*** DATA EXCERPTS ***
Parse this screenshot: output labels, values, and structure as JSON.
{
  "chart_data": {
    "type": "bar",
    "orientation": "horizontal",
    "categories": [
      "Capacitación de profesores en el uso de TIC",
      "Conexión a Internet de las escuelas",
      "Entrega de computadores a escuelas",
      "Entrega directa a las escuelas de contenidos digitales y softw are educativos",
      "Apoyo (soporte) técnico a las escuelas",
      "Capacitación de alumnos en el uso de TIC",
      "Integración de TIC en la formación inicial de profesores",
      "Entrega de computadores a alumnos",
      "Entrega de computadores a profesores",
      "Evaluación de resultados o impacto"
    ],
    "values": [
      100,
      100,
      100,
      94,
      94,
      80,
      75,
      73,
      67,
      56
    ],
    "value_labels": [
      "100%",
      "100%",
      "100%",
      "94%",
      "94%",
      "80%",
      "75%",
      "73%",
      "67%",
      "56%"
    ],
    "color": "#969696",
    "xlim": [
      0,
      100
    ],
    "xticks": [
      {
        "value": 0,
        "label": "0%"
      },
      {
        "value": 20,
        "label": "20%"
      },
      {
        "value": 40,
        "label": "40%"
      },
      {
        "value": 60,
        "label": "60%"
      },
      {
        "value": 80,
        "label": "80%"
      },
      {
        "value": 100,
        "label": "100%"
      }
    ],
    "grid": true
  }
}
***
◆ TASK DIRECTIONS ◆
Output every line above without altering anything.

◆ WRITTEN RESPONSE ◆
Parse this screenshot: output labels, values, and structure as JSON.
{
  "chart_data": {
    "type": "bar",
    "orientation": "horizontal",
    "categories": [
      "Capacitación de profesores en el uso de TIC",
      "Conexión a Internet de las escuelas",
      "Entrega de computadores a escuelas",
      "Entrega directa a las escuelas de contenidos digitales y softw are educativos",
      "Apoyo (soporte) técnico a las escuelas",
      "Capacitación de alumnos en el uso de TIC",
      "Integración de TIC en la formación inicial de profesores",
      "Entrega de computadores a alumnos",
      "Entrega de computadores a profesores",
      "Evaluación de resultados o impacto"
    ],
    "values": [
      100,
      100,
      100,
      94,
      94,
      80,
      75,
      73,
      67,
      56
    ],
    "value_labels": [
      "100%",
      "100%",
      "100%",
      "94%",
      "94%",
      "80%",
      "75%",
      "73%",
      "67%",
      "56%"
    ],
    "color": "#969696",
    "xlim": [
      0,
      100
    ],
    "xticks": [
      {
        "value": 0,
        "label": "0%"
      },
      {
        "value": 20,
        "label": "20%"
      },
      {
        "value": 40,
        "label": "40%"
      },
      {
        "value": 60,
        "label": "60%"
      },
      {
        "value": 80,
        "label": "80%"
      },
      {
        "value": 100,
        "label": "100%"
      }
    ],
    "grid": true
  }
}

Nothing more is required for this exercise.